* START DOCUMENT SECTION *

The tax authorities issued an assessment, where royalties had been added to the taxable income of “TM Corp”.

Not satisfied with the assessment, an appeal was filed with the Seoul Appeals Commission.

In its appeal, TM Corp stated

(a) Under the transfer pricing policy of “TM Corp”, the overseas sales subsidiary is only compensated for the price within the normal profit margin, and all excess profits related to overseas business are attributed to the claimant, so the economic benefits of using the trademark are also attributed to the claimant.
(b) The Overseas Sales Entity is acting as a mere distributor, purchasing and selling the Products from “TM Corp” under the control and direction of “TM Corp” , while maintaining margins within the normal profitability range, and all major functions, including product research and development, purchasing, production and marketing strategy formulation, are performed by “TM Corp”.
(c) Trademark royalties are paid in exchange for the economic benefits of using the trademark, and in practice, the trademark royalty rate is calculated based on the present value of the brand attributable portion of the future excess profits of the trademark
(d) It is reasonable that “TM Corp” that enjoys excess profits should bear the trademark royalty rate in light of this method of calculating the trademark royalty rate.

Decision

The Appeals Commission was of the opinion that “TM Corp”‘s overseas sales subsidiaries are not mere distributors, but general wholesalers, and that “TM Corp” should receive royalties from the overseas sales subsidiaries for the use of the trademark rights at issue. In view of the fact that the personnel composition of “TM Corp”‘s overseas sales subsidiaries is relatively small, ranging from 6 (OOO subsidiary) to 21 (OOO subsidiary), making it difficult to consider them as general wholesalers, and that the transfer pricing reports of the OOO group alone do not indicate that “TM Corp”‘s overseas sales subsidiaries are in the same position as the overseas production subsidiaries that pay “TM Corp” the royalties for the use of the trademark in question, the decision to deduct the OOO on the grounds that the claimant did not receive the royalties for the use of the trademark in question from the overseas sales subsidiaries is erroneous.”

In its decision reference was made to the paragraphs in the OECD TPG para 6.4, 6.10, 6.11, 6.13 and para. 41 in the annex to chapter 6.

* END DOCUMENT SECTION *

YOUR INSTRUCTIONS:
Write out the passage of the trademark royalty appeal from "(c) Trademark royalties" to "trademark royalty rate.", word for word. Please set aside the material after this; nothing in it is needed here.

* START STORED ROWS *

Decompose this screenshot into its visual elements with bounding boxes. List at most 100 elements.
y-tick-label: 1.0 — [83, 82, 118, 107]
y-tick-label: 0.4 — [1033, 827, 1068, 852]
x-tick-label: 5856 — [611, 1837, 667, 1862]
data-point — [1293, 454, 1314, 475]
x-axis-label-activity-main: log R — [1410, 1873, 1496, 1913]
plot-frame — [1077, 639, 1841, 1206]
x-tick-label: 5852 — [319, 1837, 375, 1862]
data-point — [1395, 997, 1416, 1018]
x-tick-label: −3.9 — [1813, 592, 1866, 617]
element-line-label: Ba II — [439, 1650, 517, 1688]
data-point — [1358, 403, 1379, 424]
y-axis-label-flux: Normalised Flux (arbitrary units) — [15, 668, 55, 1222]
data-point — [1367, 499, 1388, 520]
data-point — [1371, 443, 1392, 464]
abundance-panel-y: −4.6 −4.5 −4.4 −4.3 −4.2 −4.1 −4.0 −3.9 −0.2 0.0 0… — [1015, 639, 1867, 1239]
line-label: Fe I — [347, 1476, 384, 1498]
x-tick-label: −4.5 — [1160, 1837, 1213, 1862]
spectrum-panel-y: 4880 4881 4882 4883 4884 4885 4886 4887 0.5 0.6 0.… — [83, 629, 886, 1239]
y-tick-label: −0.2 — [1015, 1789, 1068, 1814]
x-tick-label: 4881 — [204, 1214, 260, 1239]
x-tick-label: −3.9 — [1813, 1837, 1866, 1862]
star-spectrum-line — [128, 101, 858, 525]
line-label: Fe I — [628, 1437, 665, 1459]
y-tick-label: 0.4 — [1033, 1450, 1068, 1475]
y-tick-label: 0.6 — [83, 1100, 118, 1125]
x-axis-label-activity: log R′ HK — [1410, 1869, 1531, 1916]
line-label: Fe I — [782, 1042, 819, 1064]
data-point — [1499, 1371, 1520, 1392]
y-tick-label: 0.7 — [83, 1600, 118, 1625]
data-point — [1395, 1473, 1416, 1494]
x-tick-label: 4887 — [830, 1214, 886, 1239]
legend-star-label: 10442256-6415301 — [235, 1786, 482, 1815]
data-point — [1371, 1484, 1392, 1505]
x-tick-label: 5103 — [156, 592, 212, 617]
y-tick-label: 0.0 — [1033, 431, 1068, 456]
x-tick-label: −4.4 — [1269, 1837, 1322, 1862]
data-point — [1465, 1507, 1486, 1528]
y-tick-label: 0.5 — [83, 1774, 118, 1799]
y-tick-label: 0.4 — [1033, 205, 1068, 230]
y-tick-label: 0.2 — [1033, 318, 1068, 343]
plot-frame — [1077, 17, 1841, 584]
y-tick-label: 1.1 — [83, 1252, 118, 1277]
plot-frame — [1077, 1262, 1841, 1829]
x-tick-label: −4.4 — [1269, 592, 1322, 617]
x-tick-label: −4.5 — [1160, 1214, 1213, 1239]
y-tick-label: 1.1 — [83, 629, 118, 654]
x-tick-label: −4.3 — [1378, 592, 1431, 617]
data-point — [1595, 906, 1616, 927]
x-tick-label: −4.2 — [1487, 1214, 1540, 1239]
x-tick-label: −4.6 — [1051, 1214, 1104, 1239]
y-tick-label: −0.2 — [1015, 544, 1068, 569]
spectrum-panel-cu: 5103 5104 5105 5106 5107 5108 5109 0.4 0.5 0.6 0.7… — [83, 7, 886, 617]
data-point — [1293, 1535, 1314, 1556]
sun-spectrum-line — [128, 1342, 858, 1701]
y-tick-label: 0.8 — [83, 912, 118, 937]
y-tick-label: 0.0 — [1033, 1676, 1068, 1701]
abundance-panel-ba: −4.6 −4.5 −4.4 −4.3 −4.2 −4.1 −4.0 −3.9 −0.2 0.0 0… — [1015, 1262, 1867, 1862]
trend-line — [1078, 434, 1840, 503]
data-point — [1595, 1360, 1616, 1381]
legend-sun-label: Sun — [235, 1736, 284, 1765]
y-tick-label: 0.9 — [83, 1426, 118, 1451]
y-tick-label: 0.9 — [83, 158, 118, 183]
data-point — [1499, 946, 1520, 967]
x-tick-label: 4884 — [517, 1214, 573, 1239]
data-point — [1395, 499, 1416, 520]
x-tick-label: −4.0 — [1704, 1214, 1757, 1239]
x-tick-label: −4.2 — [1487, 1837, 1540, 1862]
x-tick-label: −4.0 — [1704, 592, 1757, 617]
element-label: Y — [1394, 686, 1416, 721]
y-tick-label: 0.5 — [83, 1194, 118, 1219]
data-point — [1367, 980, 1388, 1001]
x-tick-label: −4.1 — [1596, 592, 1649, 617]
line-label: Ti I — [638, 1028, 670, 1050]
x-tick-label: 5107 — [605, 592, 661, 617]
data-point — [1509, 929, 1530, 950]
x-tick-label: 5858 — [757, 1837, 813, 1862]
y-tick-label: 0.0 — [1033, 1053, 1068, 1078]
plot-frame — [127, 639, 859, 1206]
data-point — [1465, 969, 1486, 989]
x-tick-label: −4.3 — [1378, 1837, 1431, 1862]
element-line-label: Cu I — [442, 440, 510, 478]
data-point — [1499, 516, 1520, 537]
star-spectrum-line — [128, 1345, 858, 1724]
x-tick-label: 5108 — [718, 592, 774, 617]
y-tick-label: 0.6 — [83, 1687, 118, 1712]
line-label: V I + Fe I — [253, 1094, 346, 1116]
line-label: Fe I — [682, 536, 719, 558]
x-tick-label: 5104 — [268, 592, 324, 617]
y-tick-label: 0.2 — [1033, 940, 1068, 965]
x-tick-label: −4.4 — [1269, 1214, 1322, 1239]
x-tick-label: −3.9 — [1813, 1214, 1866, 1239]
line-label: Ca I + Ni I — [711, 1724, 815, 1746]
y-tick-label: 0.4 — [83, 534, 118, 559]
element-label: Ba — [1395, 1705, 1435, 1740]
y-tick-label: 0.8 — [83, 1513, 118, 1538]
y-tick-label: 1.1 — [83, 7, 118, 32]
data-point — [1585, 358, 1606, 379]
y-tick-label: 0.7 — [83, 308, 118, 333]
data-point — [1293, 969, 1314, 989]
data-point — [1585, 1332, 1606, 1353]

* END STORED ROWS *

TASK RESULT:
(c) Trademark royalties are paid in exchange for the economic benefits of using the trademark, and in practice, the trademark royalty rate is calculated based on the present value of the brand attributable portion of the future excess profits of the trademark
(d) It is reasonable that “TM Corp” that enjoys excess profits should bear the trademark royalty rate in light of this method of calculating the trademark royalty rate.